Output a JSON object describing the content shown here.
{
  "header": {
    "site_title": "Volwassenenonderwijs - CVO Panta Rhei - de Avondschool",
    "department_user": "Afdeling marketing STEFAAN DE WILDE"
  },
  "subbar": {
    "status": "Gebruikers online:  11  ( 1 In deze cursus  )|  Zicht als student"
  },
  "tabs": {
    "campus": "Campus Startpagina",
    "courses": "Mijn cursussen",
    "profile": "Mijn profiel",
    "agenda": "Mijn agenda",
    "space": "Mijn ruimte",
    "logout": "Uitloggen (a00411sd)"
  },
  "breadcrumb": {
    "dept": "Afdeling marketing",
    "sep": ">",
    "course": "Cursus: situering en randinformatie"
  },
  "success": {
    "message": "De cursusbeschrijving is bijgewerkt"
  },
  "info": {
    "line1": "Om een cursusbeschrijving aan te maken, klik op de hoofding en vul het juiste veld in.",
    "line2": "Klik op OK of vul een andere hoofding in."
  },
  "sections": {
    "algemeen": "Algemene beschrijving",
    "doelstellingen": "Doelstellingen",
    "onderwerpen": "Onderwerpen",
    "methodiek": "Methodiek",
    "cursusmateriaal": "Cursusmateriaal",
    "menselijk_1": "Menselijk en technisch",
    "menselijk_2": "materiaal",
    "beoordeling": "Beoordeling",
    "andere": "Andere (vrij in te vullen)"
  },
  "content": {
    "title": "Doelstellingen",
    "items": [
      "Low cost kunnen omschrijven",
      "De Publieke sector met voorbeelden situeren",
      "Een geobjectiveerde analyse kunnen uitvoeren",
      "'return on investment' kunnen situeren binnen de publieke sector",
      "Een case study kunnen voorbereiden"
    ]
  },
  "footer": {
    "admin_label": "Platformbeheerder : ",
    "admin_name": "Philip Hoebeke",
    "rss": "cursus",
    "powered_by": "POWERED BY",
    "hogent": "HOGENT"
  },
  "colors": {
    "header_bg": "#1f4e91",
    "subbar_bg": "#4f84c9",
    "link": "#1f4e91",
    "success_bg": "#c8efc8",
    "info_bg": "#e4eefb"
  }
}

YOUR OBJECTIVE:
Go through the material line by line. Show each line that contains the string "cursusbeschrijving".

TASK OUTPUT:
    "message": "De cursusbeschrijving is bijgewerkt"
    "line1": "Om een cursusbeschrijving aan te maken, klik op de hoofding en vul het juiste veld in.",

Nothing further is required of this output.